Exercise requirements: Reproduce the complete listing without any deviation.

Information shown:
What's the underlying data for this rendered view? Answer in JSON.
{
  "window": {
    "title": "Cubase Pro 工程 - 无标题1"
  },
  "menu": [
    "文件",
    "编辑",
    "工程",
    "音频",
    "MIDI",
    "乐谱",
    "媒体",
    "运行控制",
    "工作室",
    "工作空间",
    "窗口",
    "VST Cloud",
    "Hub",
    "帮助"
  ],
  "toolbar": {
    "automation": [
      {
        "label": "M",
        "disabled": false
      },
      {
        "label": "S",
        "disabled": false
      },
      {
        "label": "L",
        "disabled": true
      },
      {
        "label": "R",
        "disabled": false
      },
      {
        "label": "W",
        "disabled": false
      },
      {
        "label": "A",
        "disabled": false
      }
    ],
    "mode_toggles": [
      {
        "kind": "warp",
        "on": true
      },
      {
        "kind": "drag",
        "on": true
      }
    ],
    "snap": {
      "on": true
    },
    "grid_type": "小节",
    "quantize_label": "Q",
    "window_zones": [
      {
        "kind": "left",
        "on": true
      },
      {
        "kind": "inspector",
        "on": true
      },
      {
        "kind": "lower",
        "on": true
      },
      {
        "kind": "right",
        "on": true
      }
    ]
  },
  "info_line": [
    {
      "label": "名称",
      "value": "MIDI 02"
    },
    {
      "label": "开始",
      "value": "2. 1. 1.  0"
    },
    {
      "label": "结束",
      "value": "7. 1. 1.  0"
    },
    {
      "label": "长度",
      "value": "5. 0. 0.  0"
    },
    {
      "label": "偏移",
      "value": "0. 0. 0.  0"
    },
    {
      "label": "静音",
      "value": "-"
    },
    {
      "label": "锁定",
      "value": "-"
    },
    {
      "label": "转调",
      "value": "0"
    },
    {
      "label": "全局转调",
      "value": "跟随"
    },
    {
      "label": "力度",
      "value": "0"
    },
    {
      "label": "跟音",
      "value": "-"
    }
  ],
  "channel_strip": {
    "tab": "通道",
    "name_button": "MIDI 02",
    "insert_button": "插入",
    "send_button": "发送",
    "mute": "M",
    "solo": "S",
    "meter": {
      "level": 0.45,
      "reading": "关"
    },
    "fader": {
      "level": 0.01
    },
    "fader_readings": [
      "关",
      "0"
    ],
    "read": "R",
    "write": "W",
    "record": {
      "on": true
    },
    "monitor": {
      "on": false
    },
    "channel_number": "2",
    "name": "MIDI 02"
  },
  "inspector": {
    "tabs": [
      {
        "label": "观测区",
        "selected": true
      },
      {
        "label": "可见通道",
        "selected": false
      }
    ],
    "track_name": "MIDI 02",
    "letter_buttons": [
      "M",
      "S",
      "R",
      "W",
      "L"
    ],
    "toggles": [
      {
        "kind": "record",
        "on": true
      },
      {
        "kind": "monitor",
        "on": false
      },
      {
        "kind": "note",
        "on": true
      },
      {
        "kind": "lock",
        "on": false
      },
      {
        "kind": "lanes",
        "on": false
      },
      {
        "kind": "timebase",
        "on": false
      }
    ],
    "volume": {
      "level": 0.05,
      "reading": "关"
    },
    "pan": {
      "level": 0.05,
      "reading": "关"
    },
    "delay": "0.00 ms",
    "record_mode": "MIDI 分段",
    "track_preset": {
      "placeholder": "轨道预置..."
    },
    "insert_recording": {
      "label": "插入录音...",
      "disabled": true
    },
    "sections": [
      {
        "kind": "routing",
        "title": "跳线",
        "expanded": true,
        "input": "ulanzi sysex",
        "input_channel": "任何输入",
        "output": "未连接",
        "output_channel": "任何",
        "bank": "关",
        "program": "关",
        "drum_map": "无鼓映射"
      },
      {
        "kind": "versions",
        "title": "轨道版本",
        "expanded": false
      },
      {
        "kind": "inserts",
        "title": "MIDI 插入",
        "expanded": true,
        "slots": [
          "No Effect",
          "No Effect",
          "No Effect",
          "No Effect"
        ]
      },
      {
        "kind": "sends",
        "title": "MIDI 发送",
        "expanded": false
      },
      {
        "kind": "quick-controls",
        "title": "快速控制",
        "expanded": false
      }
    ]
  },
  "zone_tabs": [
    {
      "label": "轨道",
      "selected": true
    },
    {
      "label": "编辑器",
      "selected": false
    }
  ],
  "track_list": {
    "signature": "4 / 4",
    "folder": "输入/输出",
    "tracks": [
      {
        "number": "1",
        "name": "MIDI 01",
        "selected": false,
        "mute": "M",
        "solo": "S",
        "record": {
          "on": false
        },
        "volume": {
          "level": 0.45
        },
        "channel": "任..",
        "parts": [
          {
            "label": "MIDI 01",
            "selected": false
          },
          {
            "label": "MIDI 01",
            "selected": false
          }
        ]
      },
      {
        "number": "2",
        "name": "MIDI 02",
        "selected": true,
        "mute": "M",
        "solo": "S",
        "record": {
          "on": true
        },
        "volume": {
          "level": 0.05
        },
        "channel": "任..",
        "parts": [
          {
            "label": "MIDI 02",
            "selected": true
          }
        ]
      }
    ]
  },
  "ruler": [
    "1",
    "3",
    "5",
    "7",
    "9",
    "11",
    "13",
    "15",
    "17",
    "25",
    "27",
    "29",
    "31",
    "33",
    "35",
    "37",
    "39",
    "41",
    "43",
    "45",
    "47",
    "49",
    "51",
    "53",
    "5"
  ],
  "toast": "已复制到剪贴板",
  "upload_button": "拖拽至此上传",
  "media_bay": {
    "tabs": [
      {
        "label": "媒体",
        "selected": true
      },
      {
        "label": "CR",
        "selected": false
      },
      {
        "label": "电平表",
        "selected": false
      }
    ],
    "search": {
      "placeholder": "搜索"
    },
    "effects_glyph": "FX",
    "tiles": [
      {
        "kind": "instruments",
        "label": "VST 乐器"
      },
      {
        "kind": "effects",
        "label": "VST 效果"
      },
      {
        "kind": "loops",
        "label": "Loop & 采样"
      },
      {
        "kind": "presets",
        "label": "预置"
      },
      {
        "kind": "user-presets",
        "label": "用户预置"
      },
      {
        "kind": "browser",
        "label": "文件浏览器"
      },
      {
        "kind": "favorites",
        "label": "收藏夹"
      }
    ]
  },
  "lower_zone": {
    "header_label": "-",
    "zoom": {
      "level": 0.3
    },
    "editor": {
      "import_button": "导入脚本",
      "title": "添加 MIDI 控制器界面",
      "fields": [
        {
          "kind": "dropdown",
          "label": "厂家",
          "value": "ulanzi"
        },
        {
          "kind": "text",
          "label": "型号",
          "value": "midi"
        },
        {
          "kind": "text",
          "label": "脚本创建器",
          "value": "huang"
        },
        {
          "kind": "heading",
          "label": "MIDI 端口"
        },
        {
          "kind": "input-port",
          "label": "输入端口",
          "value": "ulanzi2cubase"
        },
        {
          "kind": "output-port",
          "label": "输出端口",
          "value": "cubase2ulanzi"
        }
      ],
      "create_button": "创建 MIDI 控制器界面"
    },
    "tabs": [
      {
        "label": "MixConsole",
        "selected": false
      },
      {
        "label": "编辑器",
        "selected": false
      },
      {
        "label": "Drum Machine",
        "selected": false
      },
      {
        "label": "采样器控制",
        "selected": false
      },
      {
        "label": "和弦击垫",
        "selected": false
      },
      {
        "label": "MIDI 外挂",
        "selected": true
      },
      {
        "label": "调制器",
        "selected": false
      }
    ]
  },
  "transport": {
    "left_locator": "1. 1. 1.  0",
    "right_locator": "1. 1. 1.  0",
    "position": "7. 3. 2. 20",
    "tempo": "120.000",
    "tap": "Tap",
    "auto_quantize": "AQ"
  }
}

Expected output:
What's the underlying data for this rendered view? Answer in JSON.
{
  "window": {
    "title": "Cubase Pro 工程 - 无标题1"
  },
  "menu": [
    "文件",
    "编辑",
    "工程",
    "音频",
    "MIDI",
    "乐谱",
    "媒体",
    "运行控制",
    "工作室",
    "工作空间",
    "窗口",
    "VST Cloud",
    "Hub",
    "帮助"
  ],
  "toolbar": {
    "automation": [
      {
        "label": "M",
        "disabled": false
      },
      {
        "label": "S",
        "disabled": false
      },
      {
        "label": "L",
        "disabled": true
      },
      {
        "label": "R",
        "disabled": false
      },
      {
        "label": "W",
        "disabled": false
      },
      {
        "label": "A",
        "disabled": false
      }
    ],
    "mode_toggles": [
      {
        "kind": "warp",
        "on": true
      },
      {
        "kind": "drag",
        "on": true
      }
    ],
    "snap": {
      "on": true
    },
    "grid_type": "小节",
    "quantize_label": "Q",
    "window_zones": [
      {
        "kind": "left",
        "on": true
      },
      {
        "kind": "inspector",
        "on": true
      },
      {
        "kind": "lower",
        "on": true
      },
      {
        "kind": "right",
        "on": true
      }
    ]
  },
  "info_line": [
    {
      "label": "名称",
      "value": "MIDI 02"
    },
    {
      "label": "开始",
      "value": "2. 1. 1.  0"
    },
    {
      "label": "结束",
      "value": "7. 1. 1.  0"
    },
    {
      "label": "长度",
      "value": "5. 0. 0.  0"
    },
    {
      "label": "偏移",
      "value": "0. 0. 0.  0"
    },
    {
      "label": "静音",
      "value": "-"
    },
    {
      "label": "锁定",
      "value": "-"
    },
    {
      "label": "转调",
      "value": "0"
    },
    {
      "label": "全局转调",
      "value": "跟随"
    },
    {
      "label": "力度",
      "value": "0"
    },
    {
      "label": "跟音",
      "value": "-"
    }
  ],
  "channel_strip": {
    "tab": "通道",
    "name_button": "MIDI 02",
    "insert_button": "插入",
    "send_button": "发送",
    "mute": "M",
    "solo": "S",
    "meter": {
      "level": 0.45,
      "reading": "关"
    },
    "fader": {
      "level": 0.01
    },
    "fader_readings": [
      "关",
      "0"
    ],
    "read": "R",
    "write": "W",
    "record": {
      "on": true
    },
    "monitor": {
      "on": false
    },
    "channel_number": "2",
    "name": "MIDI 02"
  },
  "inspector": {
    "tabs": [
      {
        "label": "观测区",
        "selected": true
      },
      {
        "label": "可见通道",
        "selected": false
      }
    ],
    "track_name": "MIDI 02",
    "letter_buttons": [
      "M",
      "S",
      "R",
      "W",
      "L"
    ],
    "toggles": [
      {
        "kind": "record",
        "on": true
      },
      {
        "kind": "monitor",
        "on": false
      },
      {
        "kind": "note",
        "on": true
      },
      {
        "kind": "lock",
        "on": false
      },
      {
        "kind": "lanes",
        "on": false
      },
      {
        "kind": "timebase",
        "on": false
      }
    ],
    "volume": {
      "level": 0.05,
      "reading": "关"
    },
    "pan": {
      "level": 0.05,
      "reading": "关"
    },
    "delay": "0.00 ms",
    "record_mode": "MIDI 分段",
    "track_preset": {
      "placeholder": "轨道预置..."
    },
    "insert_recording": {
      "label": "插入录音...",
      "disabled": true
    },
    "sections": [
      {
        "kind": "routing",
        "title": "跳线",
        "expanded": true,
        "input": "ulanzi sysex",
        "input_channel": "任何输入",
        "output": "未连接",
        "output_channel": "任何",
        "bank": "关",
        "program": "关",
        "drum_map": "无鼓映射"
      },
      {
        "kind": "versions",
        "title": "轨道版本",
        "expanded": false
      },
      {
        "kind": "inserts",
        "title": "MIDI 插入",
        "expanded": true,
        "slots": [
          "No Effect",
          "No Effect",
          "No Effect",
          "No Effect"
        ]
      },
      {
        "kind": "sends",
        "title": "MIDI 发送",
        "expanded": false
      },
      {
        "kind": "quick-controls",
        "title": "快速控制",
        "expanded": false
      }
    ]
  },
  "zone_tabs": [
    {
      "label": "轨道",
      "selected": true
    },
    {
      "label": "编辑器",
      "selected": false
    }
  ],
  "track_list": {
    "signature": "4 / 4",
    "folder": "输入/输出",
    "tracks": [
      {
        "number": "1",
        "name": "MIDI 01",
        "selected": false,
        "mute": "M",
        "solo": "S",
        "record": {
          "on": false
        },
        "volume": {
          "level": 0.45
        },
        "channel": "任..",
        "parts": [
          {
            "label": "MIDI 01",
            "selected": false
          },
          {
            "label": "MIDI 01",
            "selected": false
          }
        ]
      },
      {
        "number": "2",
        "name": "MIDI 02",
        "selected": true,
        "mute": "M",
        "solo": "S",
        "record": {
          "on": true
        },
        "volume": {
          "level": 0.05
        },
        "channel": "任..",
        "parts": [
          {
            "label": "MIDI 02",
            "selected": true
          }
        ]
      }
    ]
  },
  "ruler": [
    "1",
    "3",
    "5",
    "7",
    "9",
    "11",
    "13",
    "15",
    "17",
    "25",
    "27",
    "29",
    "31",
    "33",
    "35",
    "37",
    "39",
    "41",
    "43",
    "45",
    "47",
    "49",
    "51",
    "53",
    "5"
  ],
  "toast": "已复制到剪贴板",
  "upload_button": "拖拽至此上传",
  "media_bay": {
    "tabs": [
      {
        "label": "媒体",
        "selected": true
      },
      {
        "label": "CR",
        "selected": false
      },
      {
        "label": "电平表",
        "selected": false
      }
    ],
    "search": {
      "placeholder": "搜索"
    },
    "effects_glyph": "FX",
    "tiles": [
      {
        "kind": "instruments",
        "label": "VST 乐器"
      },
      {
        "kind": "effects",
        "label": "VST 效果"
      },
      {
        "kind": "loops",
        "label": "Loop & 采样"
      },
      {
        "kind": "presets",
        "label": "预置"
      },
      {
        "kind": "user-presets",
        "label": "用户预置"
      },
      {
        "kind": "browser",
        "label": "文件浏览器"
      },
      {
        "kind": "favorites",
        "label": "收藏夹"
      }
    ]
  },
  "lower_zone": {
    "header_label": "-",
    "zoom": {
      "level": 0.3
    },
    "editor": {
      "import_button": "导入脚本",
      "title": "添加 MIDI 控制器界面",
      "fields": [
        {
          "kind": "dropdown",
          "label": "厂家",
          "value": "ulanzi"
        },
        {
          "kind": "text",
          "label": "型号",
          "value": "midi"
        },
        {
          "kind": "text",
          "label": "脚本创建器",
          "value": "huang"
        },
        {
          "kind": "heading",
          "label": "MIDI 端口"
        },
        {
          "kind": "input-port",
          "label": "输入端口",
          "value": "ulanzi2cubase"
        },
        {
          "kind": "output-port",
          "label": "输出端口",
          "value": "cubase2ulanzi"
        }
      ],
      "create_button": "创建 MIDI 控制器界面"
    },
    "tabs": [
      {
        "label": "MixConsole",
        "selected": false
      },
      {
        "label": "编辑器",
        "selected": false
      },
      {
        "label": "Drum Machine",
        "selected": false
      },
      {
        "label": "采样器控制",
        "selected": false
      },
      {
        "label": "和弦击垫",
        "selected": false
      },
      {
        "label": "MIDI 外挂",
        "selected": true
      },
      {
        "label": "调制器",
        "selected": false
      }
    ]
  },
  "transport": {
    "left_locator": "1. 1. 1.  0",
    "right_locator": "1. 1. 1.  0",
    "position": "7. 3. 2. 20",
    "tempo": "120.000",
    "tap": "Tap",
    "auto_quantize": "AQ"
  }
}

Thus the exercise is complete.